**Your task:** Give the data below again, word for word.

======== Supplied material

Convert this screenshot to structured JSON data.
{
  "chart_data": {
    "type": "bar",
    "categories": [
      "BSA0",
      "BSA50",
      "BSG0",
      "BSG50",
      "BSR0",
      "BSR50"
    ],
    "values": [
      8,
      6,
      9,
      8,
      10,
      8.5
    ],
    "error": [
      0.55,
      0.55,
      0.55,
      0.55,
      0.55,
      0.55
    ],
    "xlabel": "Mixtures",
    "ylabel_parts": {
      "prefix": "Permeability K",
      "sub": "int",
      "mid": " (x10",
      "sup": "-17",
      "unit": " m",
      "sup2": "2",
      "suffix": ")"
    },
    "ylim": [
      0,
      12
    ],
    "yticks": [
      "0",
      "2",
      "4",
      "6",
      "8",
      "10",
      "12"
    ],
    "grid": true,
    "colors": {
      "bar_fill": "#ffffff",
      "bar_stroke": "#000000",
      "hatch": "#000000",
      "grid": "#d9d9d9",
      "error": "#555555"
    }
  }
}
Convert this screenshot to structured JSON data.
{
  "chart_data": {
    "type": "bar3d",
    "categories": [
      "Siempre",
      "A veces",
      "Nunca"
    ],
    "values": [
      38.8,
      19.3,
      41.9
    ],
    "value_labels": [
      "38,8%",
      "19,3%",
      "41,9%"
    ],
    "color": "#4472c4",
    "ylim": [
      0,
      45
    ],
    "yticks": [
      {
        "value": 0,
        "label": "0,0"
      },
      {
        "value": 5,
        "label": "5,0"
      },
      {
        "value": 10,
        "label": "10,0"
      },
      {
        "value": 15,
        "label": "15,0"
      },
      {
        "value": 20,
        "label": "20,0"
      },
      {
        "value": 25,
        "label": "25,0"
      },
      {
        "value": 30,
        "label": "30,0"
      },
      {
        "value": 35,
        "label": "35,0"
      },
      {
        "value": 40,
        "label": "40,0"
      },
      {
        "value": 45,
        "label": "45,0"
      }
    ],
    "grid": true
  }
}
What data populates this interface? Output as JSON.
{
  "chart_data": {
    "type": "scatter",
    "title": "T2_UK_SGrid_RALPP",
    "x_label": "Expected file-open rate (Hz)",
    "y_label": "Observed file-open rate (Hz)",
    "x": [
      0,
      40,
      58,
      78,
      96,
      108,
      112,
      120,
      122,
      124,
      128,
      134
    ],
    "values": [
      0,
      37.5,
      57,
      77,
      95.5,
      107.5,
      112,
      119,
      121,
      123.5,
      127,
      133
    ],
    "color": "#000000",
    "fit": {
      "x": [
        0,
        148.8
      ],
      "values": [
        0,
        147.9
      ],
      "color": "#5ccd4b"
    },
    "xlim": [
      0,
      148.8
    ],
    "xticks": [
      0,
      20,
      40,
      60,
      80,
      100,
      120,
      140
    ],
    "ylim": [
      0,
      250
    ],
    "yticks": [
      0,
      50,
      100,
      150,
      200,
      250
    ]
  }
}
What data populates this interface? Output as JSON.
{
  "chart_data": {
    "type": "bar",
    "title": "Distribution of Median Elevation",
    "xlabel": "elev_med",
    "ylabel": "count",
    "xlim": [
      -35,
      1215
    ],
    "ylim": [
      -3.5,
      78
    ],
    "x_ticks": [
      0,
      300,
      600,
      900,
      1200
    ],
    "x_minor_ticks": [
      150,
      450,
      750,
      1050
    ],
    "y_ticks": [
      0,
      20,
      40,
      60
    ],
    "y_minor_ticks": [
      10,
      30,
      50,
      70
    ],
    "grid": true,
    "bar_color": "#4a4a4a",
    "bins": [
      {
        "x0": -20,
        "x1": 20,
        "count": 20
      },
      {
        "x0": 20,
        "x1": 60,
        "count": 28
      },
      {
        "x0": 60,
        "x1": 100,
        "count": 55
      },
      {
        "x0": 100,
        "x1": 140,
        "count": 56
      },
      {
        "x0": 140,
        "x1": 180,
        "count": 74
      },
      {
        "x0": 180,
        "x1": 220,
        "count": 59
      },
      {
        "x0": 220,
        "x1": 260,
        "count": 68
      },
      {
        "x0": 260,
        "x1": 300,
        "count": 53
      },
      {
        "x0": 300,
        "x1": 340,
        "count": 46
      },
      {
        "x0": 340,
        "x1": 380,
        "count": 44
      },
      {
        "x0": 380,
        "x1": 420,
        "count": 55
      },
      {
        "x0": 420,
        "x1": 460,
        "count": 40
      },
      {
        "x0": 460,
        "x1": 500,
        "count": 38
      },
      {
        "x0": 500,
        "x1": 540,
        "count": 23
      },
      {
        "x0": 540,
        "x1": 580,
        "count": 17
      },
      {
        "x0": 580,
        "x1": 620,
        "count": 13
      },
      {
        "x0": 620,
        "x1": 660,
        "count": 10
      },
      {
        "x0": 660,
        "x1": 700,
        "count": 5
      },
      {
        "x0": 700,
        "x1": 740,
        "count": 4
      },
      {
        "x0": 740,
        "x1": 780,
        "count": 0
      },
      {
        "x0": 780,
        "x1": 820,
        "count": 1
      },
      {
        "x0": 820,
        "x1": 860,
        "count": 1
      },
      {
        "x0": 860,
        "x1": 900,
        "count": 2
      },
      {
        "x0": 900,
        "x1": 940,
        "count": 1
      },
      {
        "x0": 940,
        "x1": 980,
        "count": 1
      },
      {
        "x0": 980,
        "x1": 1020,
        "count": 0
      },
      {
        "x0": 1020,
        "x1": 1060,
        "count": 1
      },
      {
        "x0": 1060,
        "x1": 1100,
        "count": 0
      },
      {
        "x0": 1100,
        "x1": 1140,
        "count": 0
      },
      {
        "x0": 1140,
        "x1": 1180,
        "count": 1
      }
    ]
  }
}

================

**Correct response:**
Convert this screenshot to structured JSON data.
{
  "chart_data": {
    "type": "bar",
    "categories": [
      "BSA0",
      "BSA50",
      "BSG0",
      "BSG50",
      "BSR0",
      "BSR50"
    ],
    "values": [
      8,
      6,
      9,
      8,
      10,
      8.5
    ],
    "error": [
      0.55,
      0.55,
      0.55,
      0.55,
      0.55,
      0.55
    ],
    "xlabel": "Mixtures",
    "ylabel_parts": {
      "prefix": "Permeability K",
      "sub": "int",
      "mid": " (x10",
      "sup": "-17",
      "unit": " m",
      "sup2": "2",
      "suffix": ")"
    },
    "ylim": [
      0,
      12
    ],
    "yticks": [
      "0",
      "2",
      "4",
      "6",
      "8",
      "10",
      "12"
    ],
    "grid": true,
    "colors": {
      "bar_fill": "#ffffff",
      "bar_stroke": "#000000",
      "hatch": "#000000",
      "grid": "#d9d9d9",
      "error": "#555555"
    }
  }
}
Convert this screenshot to structured JSON data.
{
  "chart_data": {
    "type": "bar3d",
    "categories": [
      "Siempre",
      "A veces",
      "Nunca"
    ],
    "values": [
      38.8,
      19.3,
      41.9
    ],
    "value_labels": [
      "38,8%",
      "19,3%",
      "41,9%"
    ],
    "color": "#4472c4",
    "ylim": [
      0,
      45
    ],
    "yticks": [
      {
        "value": 0,
        "label": "0,0"
      },
      {
        "value": 5,
        "label": "5,0"
      },
      {
        "value": 10,
        "label": "10,0"
      },
      {
        "value": 15,
        "label": "15,0"
      },
      {
        "value": 20,
        "label": "20,0"
      },
      {
        "value": 25,
        "label": "25,0"
      },
      {
        "value": 30,
        "label": "30,0"
      },
      {
        "value": 35,
        "label": "35,0"
      },
      {
        "value": 40,
        "label": "40,0"
      },
      {
        "value": 45,
        "label": "45,0"
      }
    ],
    "grid": true
  }
}
What data populates this interface? Output as JSON.
{
  "chart_data": {
    "type": "scatter",
    "title": "T2_UK_SGrid_RALPP",
    "x_label": "Expected file-open rate (Hz)",
    "y_label": "Observed file-open rate (Hz)",
    "x": [
      0,
      40,
      58,
      78,
      96,
      108,
      112,
      120,
      122,
      124,
      128,
      134
    ],
    "values": [
      0,
      37.5,
      57,
      77,
      95.5,
      107.5,
      112,
      119,
      121,
      123.5,
      127,
      133
    ],
    "color": "#000000",
    "fit": {
      "x": [
        0,
        148.8
      ],
      "values": [
        0,
        147.9
      ],
      "color": "#5ccd4b"
    },
    "xlim": [
      0,
      148.8
    ],
    "xticks": [
      0,
      20,
      40,
      60,
      80,
      100,
      120,
      140
    ],
    "ylim": [
      0,
      250
    ],
    "yticks": [
      0,
      50,
      100,
      150,
      200,
      250
    ]
  }
}
What data populates this interface? Output as JSON.
{
  "chart_data": {
    "type": "bar",
    "title": "Distribution of Median Elevation",
    "xlabel": "elev_med",
    "ylabel": "count",
    "xlim": [
      -35,
      1215
    ],
    "ylim": [
      -3.5,
      78
    ],
    "x_ticks": [
      0,
      300,
      600,
      900,
      1200
    ],
    "x_minor_ticks": [
      150,
      450,
      750,
      1050
    ],
    "y_ticks": [
      0,
      20,
      40,
      60
    ],
    "y_minor_ticks": [
      10,
      30,
      50,
      70
    ],
    "grid": true,
    "bar_color": "#4a4a4a",
    "bins": [
      {
        "x0": -20,
        "x1": 20,
        "count": 20
      },
      {
        "x0": 20,
        "x1": 60,
        "count": 28
      },
      {
        "x0": 60,
        "x1": 100,
        "count": 55
      },
      {
        "x0": 100,
        "x1": 140,
        "count": 56
      },
      {
        "x0": 140,
        "x1": 180,
        "count": 74
      },
      {
        "x0": 180,
        "x1": 220,
        "count": 59
      },
      {
        "x0": 220,
        "x1": 260,
        "count": 68
      },
      {
        "x0": 260,
        "x1": 300,
        "count": 53
      },
      {
        "x0": 300,
        "x1": 340,
        "count": 46
      },
      {
        "x0": 340,
        "x1": 380,
        "count": 44
      },
      {
        "x0": 380,
        "x1": 420,
        "count": 55
      },
      {
        "x0": 420,
        "x1": 460,
        "count": 40
      },
      {
        "x0": 460,
        "x1": 500,
        "count": 38
      },
      {
        "x0": 500,
        "x1": 540,
        "count": 23
      },
      {
        "x0": 540,
        "x1": 580,
        "count": 17
      },
      {
        "x0": 580,
        "x1": 620,
        "count": 13
      },
      {
        "x0": 620,
        "x1": 660,
        "count": 10
      },
      {
        "x0": 660,
        "x1": 700,
        "count": 5
      },
      {
        "x0": 700,
        "x1": 740,
        "count": 4
      },
      {
        "x0": 740,
        "x1": 780,
        "count": 0
      },
      {
        "x0": 780,
        "x1": 820,
        "count": 1
      },
      {
        "x0": 820,
        "x1": 860,
        "count": 1
      },
      {
        "x0": 860,
        "x1": 900,
        "count": 2
      },
      {
        "x0": 900,
        "x1": 940,
        "count": 1
      },
      {
        "x0": 940,
        "x1": 980,
        "count": 1
      },
      {
        "x0": 980,
        "x1": 1020,
        "count": 0
      },
      {
        "x0": 1020,
        "x1": 1060,
        "count": 1
      },
      {
        "x0": 1060,
        "x1": 1100,
        "count": 0
      },
      {
        "x0": 1100,
        "x1": 1140,
        "count": 0
      },
      {
        "x0": 1140,
        "x1": 1180,
        "count": 1
      }
    ]
  }
}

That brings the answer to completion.